■ **SOURCE TEXT**
We dont have a sump pump so it could be what your saying with the catch basin.  The guy I used last does do camera inspection so I'm going to ask him about that.  They first time it happened we did get some sewer water.  My parents came to help clean up the clear water and after we got it all we noticed that when flushing the toilets the floor drains came up and out just a little.  Not knowing and parents never experienced this either we sucked out the traps and found marbles, pennies, nails, wood as if someone used it as a garbage.  We thought maybe there was clogging because of all that.  We thought to switch the vac to blow in the traps to maybe push anything out or down the line.  That just brought up smelly dark water, probably sewer water.  Thats when we went and talked to the neighbor that we heard had back up problems and told us whats happening and to call a drain cleaner.  So that was to only time sewer water came up but i think we made it come up from not knowing what the problem was.  

My guess where the water came from is partly us from using water in the house as it was happening and the overloaded sewer system backing up too?  or what you were saying.  I live in Saint Clair Shores MI and we hear they are trying to update the lines throughout the city.  I dont know what that means really but on the main road at the end of our street, it is all ripped up and they are putting in some type of new large pipe.  Hopefully it somehow helps us.  

One more question, what is the best solution to keep roots under control in lines?  I hear copper sulfate is good but a 2lb container is $14.  I also see some many people say salt down the drain.  I bought a 80lb bag for about $10.  Calling the rooter can really add up especially if we have to do it so often.  If anything will slow it down a bit between calls that will really help.  We have a 4" clean out to a 6" outside so he said you will never get a full clean out and roots will still be int there.  So I want to kill off any of the stuff in that area he cant get because of the size difference.


----------



## Nestor_Kelebay (Aug 12, 2009)

thewaitinggame said:


> I kept thinking that we had very little water that touched a small portion of wood so it has to be fine as long as we clean it and dry it.



Wood has to get pretty wet and stay wet for a long time before it starts to rot.  Most likely the water absorbed while the wood was wet will disperse along the grain of the wood to raise the wood moisture content a little, but it'll then gradually evaporate from the wood.




> We have a 4" cleanout that goes to a 6" crock in the front of our house.


Can you run a 6 inch cutter head into the drain piping from that "crock"?  (Sorry, don't know what a "crock" is.)



> He said they are 2 or 4 foot sections and each section I guess has the seam where hair like roots get in.

■ **TASK REQUIREMENTS**
(A) Based on the forum thread about the sewer backup, decide whether each statement is correct. Answer yes or no and quote the words of the thread that settle it.
(i) The household has a sump pump.
(ii) Marbles, pennies, nails and wood were found in the traps.
(iii) The 80 lb bag of salt cost about $14.
(B) In the forum thread about the sewer backup, what city does the writer live in?
(C) Translate this sentence from the forum thread about the sewer backup into Spanish: "Wood has to get pretty wet and stay wet for a long time before it starts to rot."
The records play no part in this exercise.

■ **INFORMATION SUPPLIED**
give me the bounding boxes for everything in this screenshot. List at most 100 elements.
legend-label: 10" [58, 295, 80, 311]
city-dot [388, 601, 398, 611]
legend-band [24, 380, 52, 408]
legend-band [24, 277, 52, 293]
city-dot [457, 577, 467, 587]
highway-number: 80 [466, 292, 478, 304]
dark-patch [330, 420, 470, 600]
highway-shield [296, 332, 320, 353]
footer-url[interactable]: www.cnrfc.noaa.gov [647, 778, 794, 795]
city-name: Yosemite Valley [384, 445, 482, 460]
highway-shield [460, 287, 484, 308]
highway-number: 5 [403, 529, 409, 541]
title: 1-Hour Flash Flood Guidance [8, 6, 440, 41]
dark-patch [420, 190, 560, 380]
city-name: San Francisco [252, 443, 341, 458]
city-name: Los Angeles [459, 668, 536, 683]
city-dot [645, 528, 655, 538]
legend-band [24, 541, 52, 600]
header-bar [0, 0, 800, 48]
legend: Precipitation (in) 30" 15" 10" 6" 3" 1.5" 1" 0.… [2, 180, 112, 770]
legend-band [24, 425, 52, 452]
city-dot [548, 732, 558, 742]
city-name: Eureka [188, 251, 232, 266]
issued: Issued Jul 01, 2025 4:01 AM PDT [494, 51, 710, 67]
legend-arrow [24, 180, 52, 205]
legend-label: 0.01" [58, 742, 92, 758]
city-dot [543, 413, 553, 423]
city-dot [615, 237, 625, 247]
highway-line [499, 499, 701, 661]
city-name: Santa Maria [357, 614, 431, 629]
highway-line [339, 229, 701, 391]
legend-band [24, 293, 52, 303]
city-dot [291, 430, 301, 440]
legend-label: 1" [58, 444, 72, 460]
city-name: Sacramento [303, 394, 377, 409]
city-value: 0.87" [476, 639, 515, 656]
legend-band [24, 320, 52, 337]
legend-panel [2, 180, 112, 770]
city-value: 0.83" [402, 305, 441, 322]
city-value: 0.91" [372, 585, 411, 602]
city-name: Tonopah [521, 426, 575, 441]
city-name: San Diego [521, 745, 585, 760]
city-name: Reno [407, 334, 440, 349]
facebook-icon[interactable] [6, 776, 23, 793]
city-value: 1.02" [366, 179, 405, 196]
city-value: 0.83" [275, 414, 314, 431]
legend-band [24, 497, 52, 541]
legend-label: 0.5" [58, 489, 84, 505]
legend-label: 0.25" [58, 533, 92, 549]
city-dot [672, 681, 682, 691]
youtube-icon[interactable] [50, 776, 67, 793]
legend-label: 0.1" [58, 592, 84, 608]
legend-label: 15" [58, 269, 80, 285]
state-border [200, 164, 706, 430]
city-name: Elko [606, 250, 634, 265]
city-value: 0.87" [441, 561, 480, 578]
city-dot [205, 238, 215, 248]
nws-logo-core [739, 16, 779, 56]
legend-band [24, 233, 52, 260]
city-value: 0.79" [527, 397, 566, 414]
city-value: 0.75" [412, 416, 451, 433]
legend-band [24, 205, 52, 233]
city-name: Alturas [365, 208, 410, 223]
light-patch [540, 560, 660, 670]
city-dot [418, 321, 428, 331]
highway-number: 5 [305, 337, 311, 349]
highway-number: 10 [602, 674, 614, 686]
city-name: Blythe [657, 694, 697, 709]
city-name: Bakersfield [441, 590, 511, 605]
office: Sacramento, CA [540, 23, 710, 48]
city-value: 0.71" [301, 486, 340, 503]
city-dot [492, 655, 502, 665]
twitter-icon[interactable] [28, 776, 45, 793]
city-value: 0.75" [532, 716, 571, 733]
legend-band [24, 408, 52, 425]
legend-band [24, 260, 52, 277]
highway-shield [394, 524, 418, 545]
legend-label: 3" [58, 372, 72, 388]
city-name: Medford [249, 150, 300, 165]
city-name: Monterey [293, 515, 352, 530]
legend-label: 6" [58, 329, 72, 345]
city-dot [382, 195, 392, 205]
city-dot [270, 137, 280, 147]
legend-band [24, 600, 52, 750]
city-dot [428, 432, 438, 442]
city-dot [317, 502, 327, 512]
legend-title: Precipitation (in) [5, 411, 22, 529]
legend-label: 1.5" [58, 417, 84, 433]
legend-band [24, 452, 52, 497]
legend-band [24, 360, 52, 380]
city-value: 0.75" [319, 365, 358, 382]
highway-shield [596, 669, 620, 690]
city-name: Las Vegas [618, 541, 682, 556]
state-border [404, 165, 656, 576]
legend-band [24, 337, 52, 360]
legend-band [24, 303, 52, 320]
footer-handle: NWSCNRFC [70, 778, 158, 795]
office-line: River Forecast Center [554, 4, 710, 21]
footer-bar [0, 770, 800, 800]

■ **THE SOLUTIONS**
(A)
(i) No: "We dont have a sump pump"
(ii) Yes: "we sucked out the traps and found marbles, pennies, nails, wood"
(iii) No: "I bought a 80lb bag for about $10."

(B) Saint Clair Shores, MI.

(C) La madera tiene que mojarse bastante y permanecer mojada durante mucho tiempo antes de empezar a pudrirse.